▶ **OBJECTIVE**
Going through the material below, please gather all lines with the word "into" in them.

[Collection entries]
━━━━━━━━━━

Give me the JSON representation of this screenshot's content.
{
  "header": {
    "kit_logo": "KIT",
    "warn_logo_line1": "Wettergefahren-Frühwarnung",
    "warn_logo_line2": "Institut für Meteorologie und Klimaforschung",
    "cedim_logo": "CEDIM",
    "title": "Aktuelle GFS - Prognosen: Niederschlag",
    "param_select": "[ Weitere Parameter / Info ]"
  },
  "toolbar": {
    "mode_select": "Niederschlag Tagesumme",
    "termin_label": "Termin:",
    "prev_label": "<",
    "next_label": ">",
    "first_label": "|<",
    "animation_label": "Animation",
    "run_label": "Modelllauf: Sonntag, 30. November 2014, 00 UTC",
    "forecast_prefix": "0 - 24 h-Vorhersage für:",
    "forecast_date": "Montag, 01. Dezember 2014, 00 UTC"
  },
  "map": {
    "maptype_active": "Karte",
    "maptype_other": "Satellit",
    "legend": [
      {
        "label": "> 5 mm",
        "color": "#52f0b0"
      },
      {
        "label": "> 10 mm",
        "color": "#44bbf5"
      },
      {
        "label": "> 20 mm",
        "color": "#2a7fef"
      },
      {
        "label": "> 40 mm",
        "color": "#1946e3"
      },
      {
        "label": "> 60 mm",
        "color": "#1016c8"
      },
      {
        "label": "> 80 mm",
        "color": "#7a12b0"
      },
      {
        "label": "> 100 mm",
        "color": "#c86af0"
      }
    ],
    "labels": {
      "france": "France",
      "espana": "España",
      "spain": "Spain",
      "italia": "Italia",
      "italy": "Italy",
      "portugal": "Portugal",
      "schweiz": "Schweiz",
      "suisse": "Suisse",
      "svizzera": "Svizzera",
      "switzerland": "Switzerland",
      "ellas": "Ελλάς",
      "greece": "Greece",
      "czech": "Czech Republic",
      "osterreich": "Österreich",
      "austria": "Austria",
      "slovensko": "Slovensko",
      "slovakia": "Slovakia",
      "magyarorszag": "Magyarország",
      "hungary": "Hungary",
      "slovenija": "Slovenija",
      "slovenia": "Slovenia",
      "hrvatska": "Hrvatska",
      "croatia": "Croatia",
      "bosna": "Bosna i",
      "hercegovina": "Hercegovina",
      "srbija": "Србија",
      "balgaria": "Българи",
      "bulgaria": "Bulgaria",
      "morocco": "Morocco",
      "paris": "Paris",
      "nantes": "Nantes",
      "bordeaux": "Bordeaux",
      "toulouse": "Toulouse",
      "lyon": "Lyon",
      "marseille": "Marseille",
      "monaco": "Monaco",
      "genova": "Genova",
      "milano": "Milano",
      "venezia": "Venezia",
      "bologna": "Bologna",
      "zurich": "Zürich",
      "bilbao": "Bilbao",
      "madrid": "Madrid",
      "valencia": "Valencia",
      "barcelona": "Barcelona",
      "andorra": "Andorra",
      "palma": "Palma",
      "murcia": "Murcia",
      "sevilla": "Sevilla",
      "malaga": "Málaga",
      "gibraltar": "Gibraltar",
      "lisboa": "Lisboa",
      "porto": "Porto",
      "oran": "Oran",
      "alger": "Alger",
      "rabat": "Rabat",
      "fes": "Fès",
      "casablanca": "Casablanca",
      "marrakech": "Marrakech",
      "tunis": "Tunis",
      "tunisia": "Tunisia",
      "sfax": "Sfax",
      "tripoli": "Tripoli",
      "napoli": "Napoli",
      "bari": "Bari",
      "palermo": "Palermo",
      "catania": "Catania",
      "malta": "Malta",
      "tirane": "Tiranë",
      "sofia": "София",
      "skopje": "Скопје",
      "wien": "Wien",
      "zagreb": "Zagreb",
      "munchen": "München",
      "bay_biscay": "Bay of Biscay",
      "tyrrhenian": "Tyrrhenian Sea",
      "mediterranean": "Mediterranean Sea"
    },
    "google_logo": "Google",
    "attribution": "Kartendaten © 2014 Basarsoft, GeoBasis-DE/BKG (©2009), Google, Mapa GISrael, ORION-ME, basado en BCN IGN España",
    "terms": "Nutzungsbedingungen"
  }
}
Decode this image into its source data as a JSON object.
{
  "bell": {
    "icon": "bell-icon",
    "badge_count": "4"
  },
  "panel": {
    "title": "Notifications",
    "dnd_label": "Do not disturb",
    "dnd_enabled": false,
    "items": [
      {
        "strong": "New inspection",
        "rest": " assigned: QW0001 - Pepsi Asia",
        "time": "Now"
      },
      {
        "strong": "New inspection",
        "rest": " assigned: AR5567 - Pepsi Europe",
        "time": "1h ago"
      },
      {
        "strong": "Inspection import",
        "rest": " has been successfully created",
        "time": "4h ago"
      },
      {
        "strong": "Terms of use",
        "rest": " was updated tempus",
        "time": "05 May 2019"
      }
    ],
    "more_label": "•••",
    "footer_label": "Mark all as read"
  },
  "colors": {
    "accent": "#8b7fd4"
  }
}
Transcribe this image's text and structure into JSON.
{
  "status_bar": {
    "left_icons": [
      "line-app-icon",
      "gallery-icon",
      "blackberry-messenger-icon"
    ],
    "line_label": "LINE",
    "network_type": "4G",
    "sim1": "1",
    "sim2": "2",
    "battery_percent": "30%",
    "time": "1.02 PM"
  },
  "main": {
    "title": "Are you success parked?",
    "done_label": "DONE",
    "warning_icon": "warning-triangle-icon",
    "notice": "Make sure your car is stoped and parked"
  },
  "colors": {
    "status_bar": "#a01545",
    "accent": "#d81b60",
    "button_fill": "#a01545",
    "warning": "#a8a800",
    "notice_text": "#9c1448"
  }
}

━━━━━━━━━━

▶ **CORRECT ANSWER**
Decode this image into its source data as a JSON object.
Transcribe this image's text and structure into JSON.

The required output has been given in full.